State the number of lines in these records that include the word "Dancer", and add nothing to it.

▸ TASK INPUTS
▽

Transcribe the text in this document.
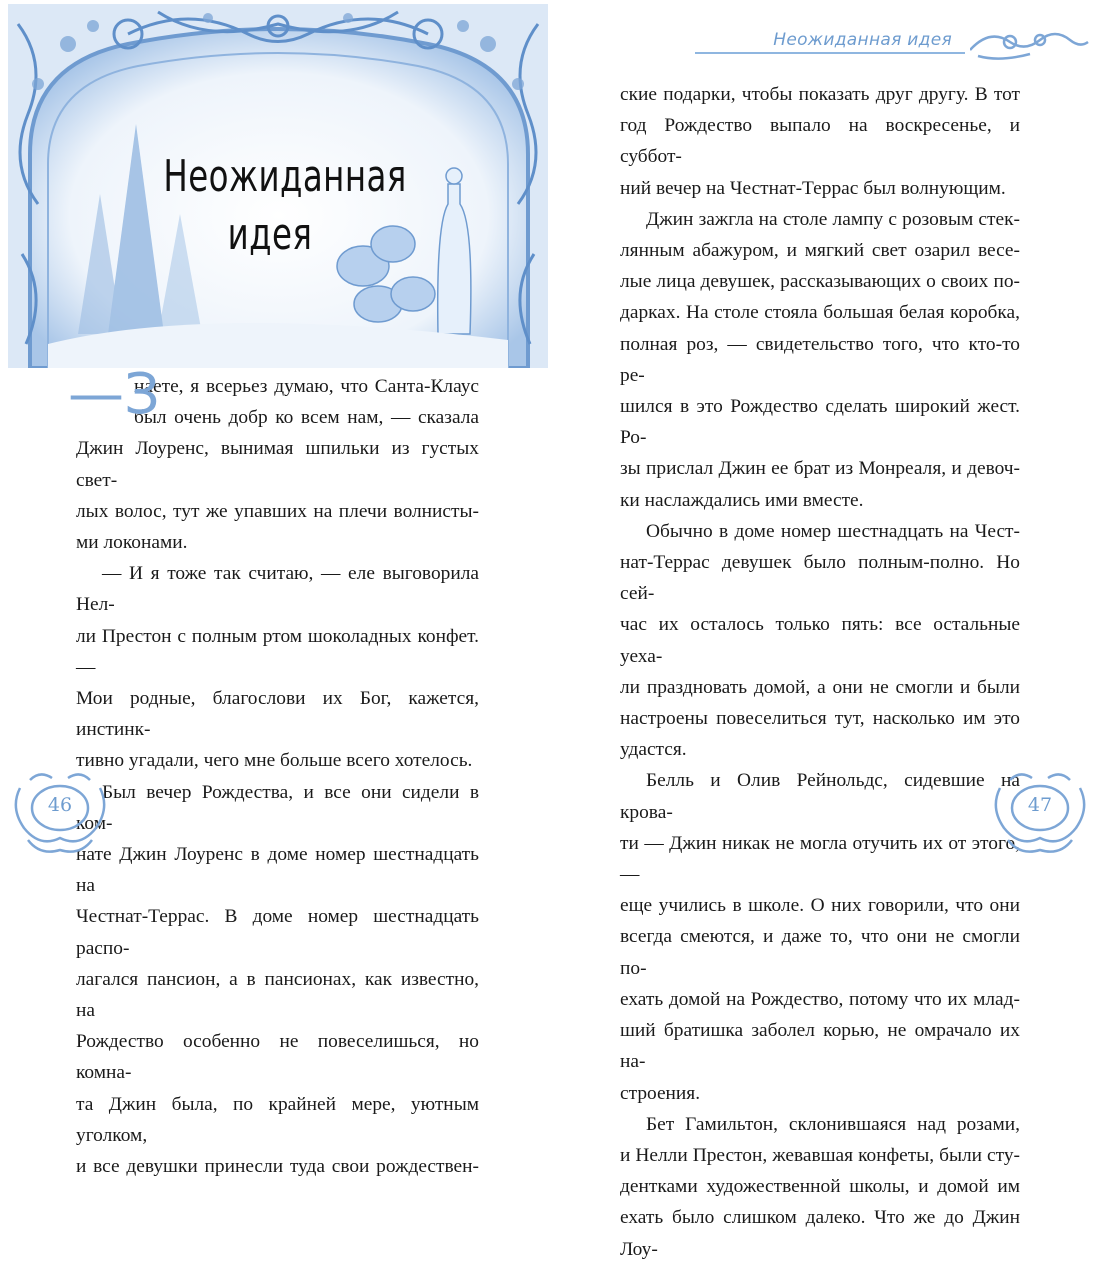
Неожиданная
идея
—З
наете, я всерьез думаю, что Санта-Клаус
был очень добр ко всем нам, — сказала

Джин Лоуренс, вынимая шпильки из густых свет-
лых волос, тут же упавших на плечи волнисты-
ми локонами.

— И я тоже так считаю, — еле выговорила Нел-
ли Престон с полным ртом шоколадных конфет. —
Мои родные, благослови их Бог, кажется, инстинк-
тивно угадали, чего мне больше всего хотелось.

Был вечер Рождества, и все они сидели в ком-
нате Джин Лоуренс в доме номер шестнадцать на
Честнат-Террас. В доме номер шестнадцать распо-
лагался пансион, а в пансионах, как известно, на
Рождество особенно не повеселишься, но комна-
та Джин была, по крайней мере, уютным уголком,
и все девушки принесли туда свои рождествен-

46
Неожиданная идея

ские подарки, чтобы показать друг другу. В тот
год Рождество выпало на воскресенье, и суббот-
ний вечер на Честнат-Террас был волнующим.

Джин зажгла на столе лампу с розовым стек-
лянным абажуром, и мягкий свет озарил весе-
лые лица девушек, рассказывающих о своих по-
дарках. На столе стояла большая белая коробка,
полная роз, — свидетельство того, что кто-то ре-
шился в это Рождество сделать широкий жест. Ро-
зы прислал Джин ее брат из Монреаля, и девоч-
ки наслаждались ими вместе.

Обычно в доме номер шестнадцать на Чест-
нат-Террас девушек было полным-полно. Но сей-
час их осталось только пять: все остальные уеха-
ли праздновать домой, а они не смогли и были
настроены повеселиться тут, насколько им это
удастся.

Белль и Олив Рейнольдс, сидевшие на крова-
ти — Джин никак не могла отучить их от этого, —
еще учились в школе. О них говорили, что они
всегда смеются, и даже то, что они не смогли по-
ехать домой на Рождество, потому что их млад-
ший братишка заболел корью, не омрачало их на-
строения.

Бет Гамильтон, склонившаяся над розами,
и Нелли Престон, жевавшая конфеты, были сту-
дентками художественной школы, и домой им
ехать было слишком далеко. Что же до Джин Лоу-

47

△
▽

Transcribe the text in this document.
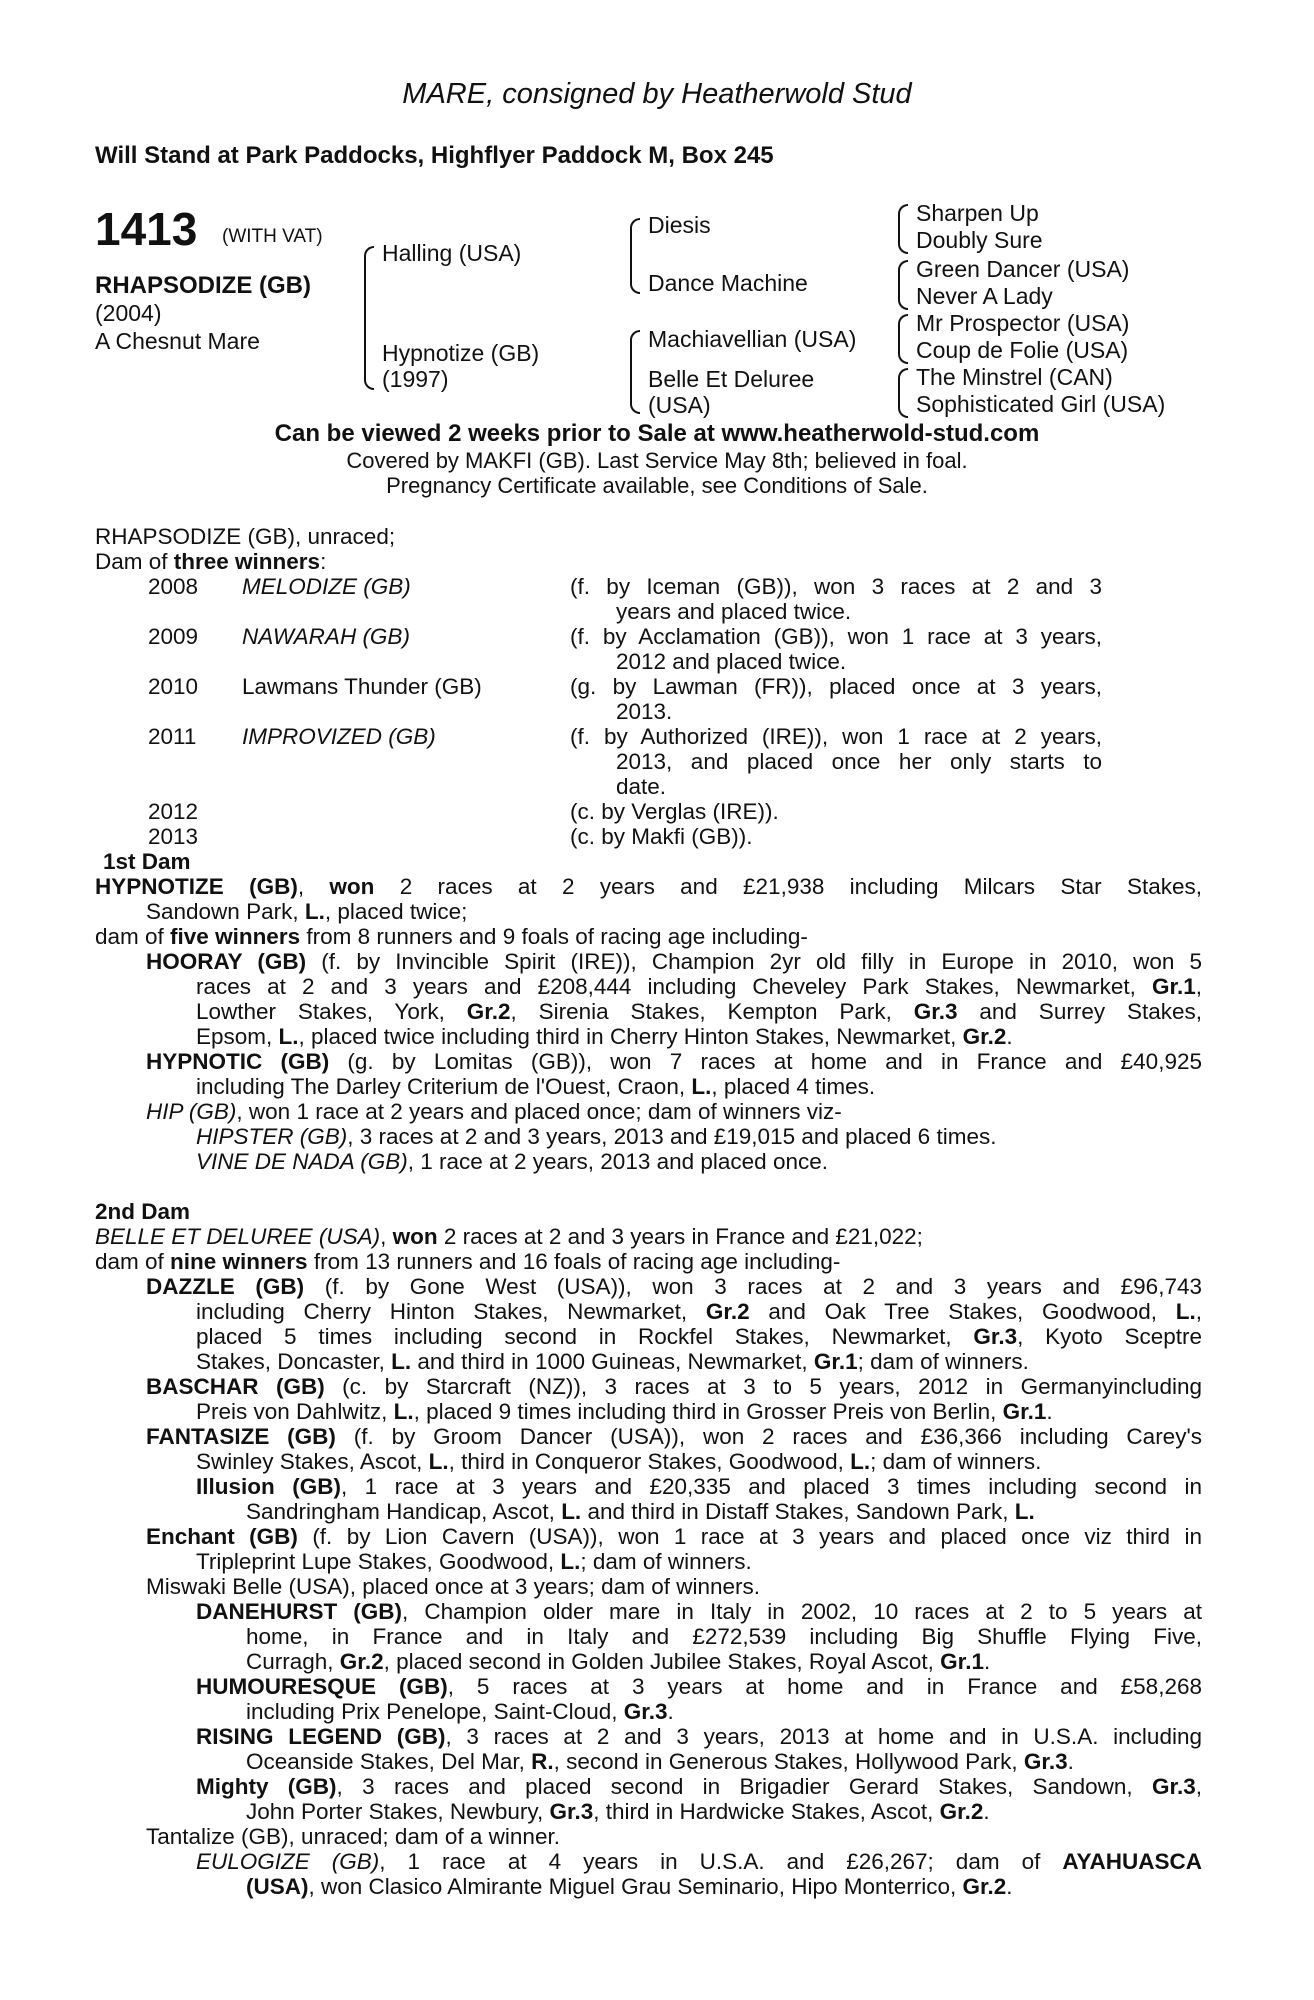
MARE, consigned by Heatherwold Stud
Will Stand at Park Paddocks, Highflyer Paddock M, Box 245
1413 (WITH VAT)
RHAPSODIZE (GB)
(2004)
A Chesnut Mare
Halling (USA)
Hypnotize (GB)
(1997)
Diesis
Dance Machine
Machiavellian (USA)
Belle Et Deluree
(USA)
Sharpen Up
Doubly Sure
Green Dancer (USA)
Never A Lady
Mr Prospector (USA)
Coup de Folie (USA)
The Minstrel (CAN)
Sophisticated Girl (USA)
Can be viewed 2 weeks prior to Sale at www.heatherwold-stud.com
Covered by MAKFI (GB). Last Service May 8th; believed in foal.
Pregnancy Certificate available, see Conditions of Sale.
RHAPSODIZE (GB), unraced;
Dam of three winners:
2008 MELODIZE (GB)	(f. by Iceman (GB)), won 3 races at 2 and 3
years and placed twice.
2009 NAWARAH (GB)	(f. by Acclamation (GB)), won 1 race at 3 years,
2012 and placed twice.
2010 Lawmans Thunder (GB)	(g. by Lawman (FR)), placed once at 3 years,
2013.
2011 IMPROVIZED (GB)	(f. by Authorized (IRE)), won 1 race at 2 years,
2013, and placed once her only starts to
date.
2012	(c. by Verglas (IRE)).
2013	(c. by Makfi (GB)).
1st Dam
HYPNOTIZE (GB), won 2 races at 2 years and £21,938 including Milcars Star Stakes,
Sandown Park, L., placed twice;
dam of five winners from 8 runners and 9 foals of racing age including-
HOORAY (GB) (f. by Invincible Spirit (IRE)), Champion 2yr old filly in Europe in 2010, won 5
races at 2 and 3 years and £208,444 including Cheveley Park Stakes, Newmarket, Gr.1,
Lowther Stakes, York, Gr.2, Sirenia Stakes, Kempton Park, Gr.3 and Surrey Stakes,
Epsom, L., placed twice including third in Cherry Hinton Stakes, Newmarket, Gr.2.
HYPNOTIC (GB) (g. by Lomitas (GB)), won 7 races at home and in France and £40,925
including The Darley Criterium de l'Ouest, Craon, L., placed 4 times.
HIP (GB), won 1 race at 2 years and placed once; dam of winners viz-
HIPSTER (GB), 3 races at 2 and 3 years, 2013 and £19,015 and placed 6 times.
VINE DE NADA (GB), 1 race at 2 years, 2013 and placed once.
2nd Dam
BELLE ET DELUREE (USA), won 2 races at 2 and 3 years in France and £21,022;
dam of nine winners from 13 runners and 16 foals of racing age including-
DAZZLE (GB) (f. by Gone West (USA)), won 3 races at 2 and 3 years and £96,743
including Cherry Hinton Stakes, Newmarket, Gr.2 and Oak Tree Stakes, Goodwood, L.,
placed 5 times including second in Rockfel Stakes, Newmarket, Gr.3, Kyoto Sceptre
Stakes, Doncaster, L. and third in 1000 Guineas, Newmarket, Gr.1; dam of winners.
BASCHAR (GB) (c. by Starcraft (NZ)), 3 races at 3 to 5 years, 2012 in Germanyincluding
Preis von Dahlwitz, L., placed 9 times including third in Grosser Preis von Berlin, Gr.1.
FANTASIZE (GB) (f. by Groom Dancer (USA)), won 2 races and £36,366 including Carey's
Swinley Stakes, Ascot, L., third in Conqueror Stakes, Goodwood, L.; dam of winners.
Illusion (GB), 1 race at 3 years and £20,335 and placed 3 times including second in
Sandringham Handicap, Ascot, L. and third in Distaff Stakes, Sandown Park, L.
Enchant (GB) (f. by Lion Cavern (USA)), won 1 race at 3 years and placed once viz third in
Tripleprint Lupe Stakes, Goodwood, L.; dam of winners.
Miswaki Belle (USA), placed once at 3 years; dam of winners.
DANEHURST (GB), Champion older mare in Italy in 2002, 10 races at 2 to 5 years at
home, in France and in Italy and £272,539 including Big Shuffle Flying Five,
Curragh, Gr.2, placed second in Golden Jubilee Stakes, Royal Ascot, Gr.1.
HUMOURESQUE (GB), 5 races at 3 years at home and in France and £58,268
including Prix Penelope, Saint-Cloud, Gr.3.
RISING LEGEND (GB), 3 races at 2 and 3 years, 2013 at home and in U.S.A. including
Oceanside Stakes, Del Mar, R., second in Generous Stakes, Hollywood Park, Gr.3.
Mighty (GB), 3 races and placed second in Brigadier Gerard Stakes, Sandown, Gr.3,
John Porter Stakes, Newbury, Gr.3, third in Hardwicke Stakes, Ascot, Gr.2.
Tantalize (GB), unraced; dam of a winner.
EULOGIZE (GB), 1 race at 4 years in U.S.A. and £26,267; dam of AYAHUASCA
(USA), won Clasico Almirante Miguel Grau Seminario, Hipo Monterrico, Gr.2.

△

▸ FULL ANSWER
2